TASK INPUT:
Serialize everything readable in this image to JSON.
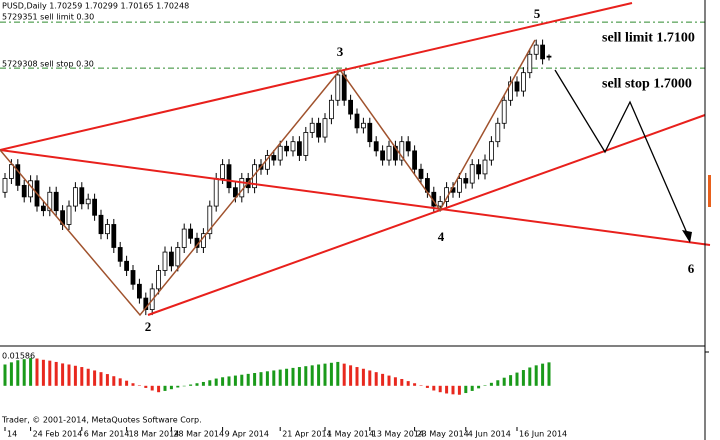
{
  "chart_data": {
    "type": "candlestick",
    "title": "PUSD,Daily  1.70259 1.70299 1.70165 1.70248",
    "orders": [
      "5729351 sell limit 0.30",
      "5729308 sell stop 0.30"
    ],
    "levels": [
      {
        "value": 1.71,
        "label": "sell limit 1.7100"
      },
      {
        "value": 1.7,
        "label": "sell stop 1.7000"
      }
    ],
    "level_color": "#2e8b2e",
    "wave_labels": [
      "2",
      "3",
      "4",
      "5",
      "6"
    ],
    "footer": "Trader, © 2001-2014, MetaQuotes Software Corp.",
    "categories": [
      "14",
      null,
      null,
      null,
      "24 Feb 2014",
      null,
      null,
      null,
      null,
      null,
      null,
      null,
      "6 Mar 2014",
      null,
      null,
      null,
      null,
      null,
      null,
      "18 Mar 2014",
      null,
      null,
      null,
      null,
      null,
      null,
      "28 Mar 2014",
      null,
      null,
      null,
      null,
      null,
      null,
      null,
      "9 Apr 2014",
      null,
      null,
      null,
      null,
      null,
      null,
      null,
      null,
      "21 Apr 2014",
      null,
      null,
      null,
      null,
      null,
      null,
      "1 May 2014",
      null,
      null,
      null,
      null,
      null,
      null,
      "13 May 2014",
      null,
      null,
      null,
      null,
      null,
      null,
      "23 May 2014",
      null,
      null,
      null,
      null,
      null,
      null,
      null,
      "4 Jun 2014",
      null,
      null,
      null,
      null,
      null,
      null,
      null,
      "16 Jun 2014",
      null,
      null,
      null,
      null,
      null
    ],
    "open": [
      1.673,
      1.676,
      1.679,
      1.6745,
      1.672,
      1.6755,
      1.67,
      1.669,
      1.673,
      1.669,
      1.666,
      1.67,
      1.674,
      1.6705,
      1.6715,
      1.668,
      1.664,
      1.666,
      1.661,
      1.658,
      1.656,
      1.653,
      1.65,
      1.6475,
      1.652,
      1.656,
      1.66,
      1.657,
      1.661,
      1.665,
      1.663,
      1.661,
      1.664,
      1.67,
      1.676,
      1.679,
      1.674,
      1.672,
      1.676,
      1.674,
      1.679,
      1.678,
      1.681,
      1.68,
      1.683,
      1.682,
      1.684,
      1.681,
      1.686,
      1.688,
      1.685,
      1.689,
      1.693,
      1.6985,
      1.693,
      1.69,
      1.687,
      1.688,
      1.684,
      1.682,
      1.68,
      1.683,
      1.68,
      1.684,
      1.682,
      1.678,
      1.676,
      1.673,
      1.67,
      1.671,
      1.674,
      1.673,
      1.676,
      1.675,
      1.679,
      1.677,
      1.68,
      1.684,
      1.688,
      1.693,
      1.697,
      1.695,
      1.699,
      1.703,
      1.705,
      1.70259
    ],
    "high": [
      1.6772,
      1.6802,
      1.6802,
      1.6757,
      1.6767,
      1.6767,
      1.6712,
      1.6742,
      1.6742,
      1.6702,
      1.6712,
      1.6752,
      1.6752,
      1.6727,
      1.6727,
      1.6692,
      1.6672,
      1.6672,
      1.6622,
      1.6592,
      1.6572,
      1.6542,
      1.6512,
      1.6532,
      1.6572,
      1.6612,
      1.6612,
      1.6622,
      1.6662,
      1.6662,
      1.6642,
      1.6652,
      1.6712,
      1.6772,
      1.6802,
      1.6802,
      1.6752,
      1.6772,
      1.6772,
      1.6802,
      1.6802,
      1.6822,
      1.6822,
      1.6842,
      1.6842,
      1.6852,
      1.6852,
      1.6872,
      1.6892,
      1.6892,
      1.6902,
      1.6942,
      1.6997,
      1.6997,
      1.6942,
      1.6912,
      1.6892,
      1.6892,
      1.6852,
      1.6832,
      1.6842,
      1.6842,
      1.6852,
      1.6852,
      1.6832,
      1.6792,
      1.6772,
      1.6742,
      1.6722,
      1.6752,
      1.6752,
      1.6772,
      1.6772,
      1.6802,
      1.6802,
      1.6812,
      1.6852,
      1.6892,
      1.6942,
      1.6982,
      1.6982,
      1.7002,
      1.7042,
      1.7062,
      1.7062,
      1.70299
    ],
    "low": [
      1.6718,
      1.6748,
      1.6733,
      1.6708,
      1.6708,
      1.6688,
      1.6678,
      1.6678,
      1.6678,
      1.6648,
      1.6648,
      1.6688,
      1.6693,
      1.6693,
      1.6668,
      1.6628,
      1.6628,
      1.6598,
      1.6568,
      1.6548,
      1.6518,
      1.6488,
      1.6463,
      1.6463,
      1.6508,
      1.6548,
      1.6558,
      1.6558,
      1.6598,
      1.6618,
      1.6598,
      1.6598,
      1.6628,
      1.6688,
      1.6748,
      1.6728,
      1.6708,
      1.6708,
      1.6728,
      1.6728,
      1.6768,
      1.6768,
      1.6788,
      1.6788,
      1.6808,
      1.6808,
      1.6798,
      1.6798,
      1.6848,
      1.6838,
      1.6838,
      1.6878,
      1.6918,
      1.6918,
      1.6888,
      1.6858,
      1.6858,
      1.6828,
      1.6808,
      1.6788,
      1.6788,
      1.6788,
      1.6788,
      1.6808,
      1.6768,
      1.6748,
      1.6718,
      1.6688,
      1.6688,
      1.6698,
      1.6718,
      1.6718,
      1.6738,
      1.6738,
      1.6758,
      1.6758,
      1.6788,
      1.6828,
      1.6868,
      1.6918,
      1.6938,
      1.6938,
      1.6978,
      1.7018,
      1.7008,
      1.70165
    ],
    "close": [
      1.676,
      1.679,
      1.6745,
      1.672,
      1.6755,
      1.67,
      1.669,
      1.673,
      1.669,
      1.666,
      1.67,
      1.674,
      1.6705,
      1.6715,
      1.668,
      1.664,
      1.666,
      1.661,
      1.658,
      1.656,
      1.653,
      1.65,
      1.6475,
      1.652,
      1.656,
      1.66,
      1.657,
      1.661,
      1.665,
      1.663,
      1.661,
      1.664,
      1.67,
      1.676,
      1.679,
      1.674,
      1.672,
      1.676,
      1.674,
      1.679,
      1.678,
      1.681,
      1.68,
      1.683,
      1.682,
      1.684,
      1.681,
      1.686,
      1.688,
      1.685,
      1.689,
      1.693,
      1.6985,
      1.693,
      1.69,
      1.687,
      1.688,
      1.684,
      1.682,
      1.68,
      1.683,
      1.68,
      1.684,
      1.682,
      1.678,
      1.676,
      1.673,
      1.67,
      1.671,
      1.674,
      1.673,
      1.676,
      1.675,
      1.679,
      1.677,
      1.68,
      1.684,
      1.688,
      1.693,
      1.697,
      1.695,
      1.699,
      1.703,
      1.705,
      1.702,
      1.70248
    ],
    "up_color": "#ffffff",
    "down_color": "#000000",
    "ylim": [
      1.6398,
      1.7148
    ],
    "indicator": {
      "type": "bar",
      "up_color": "#1a9a1a",
      "down_color": "#e8281e",
      "ylim": [
        -0.0198,
        0.01586
      ],
      "yticks": [
        0.01586
      ],
      "values": [
        0.01,
        0.011,
        0.012,
        0.0125,
        0.013,
        0.0128,
        0.0122,
        0.0118,
        0.0112,
        0.0105,
        0.01,
        0.0094,
        0.0088,
        0.008,
        0.0072,
        0.0064,
        0.0055,
        0.0045,
        0.0035,
        0.0024,
        0.0012,
        0.0002,
        -0.001,
        -0.0022,
        -0.003,
        -0.0024,
        -0.0016,
        -0.0008,
        -0.0002,
        0.0006,
        0.0012,
        0.0018,
        0.0026,
        0.0034,
        0.004,
        0.0044,
        0.0048,
        0.0052,
        0.0056,
        0.006,
        0.0064,
        0.0068,
        0.0072,
        0.0076,
        0.008,
        0.0084,
        0.0088,
        0.0092,
        0.0096,
        0.01,
        0.0104,
        0.0108,
        0.0112,
        0.0104,
        0.0096,
        0.0088,
        0.008,
        0.0072,
        0.0064,
        0.0056,
        0.0048,
        0.004,
        0.0032,
        0.0022,
        0.0012,
        0.0002,
        -0.001,
        -0.0022,
        -0.003,
        -0.0036,
        -0.004,
        -0.0042,
        -0.0034,
        -0.0024,
        -0.0012,
        0.0002,
        0.0014,
        0.0026,
        0.0038,
        0.005,
        0.0062,
        0.0074,
        0.0086,
        0.0096,
        0.0104,
        0.011
      ]
    }
  }
}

DIRECTIONS: From the records above, pull out every line containing the word "sell".

WORKED ANSWER:
      "5729351 sell limit 0.30",
      "5729308 sell stop 0.30"
        "label": "sell limit 1.7100"
        "label": "sell stop 1.7000"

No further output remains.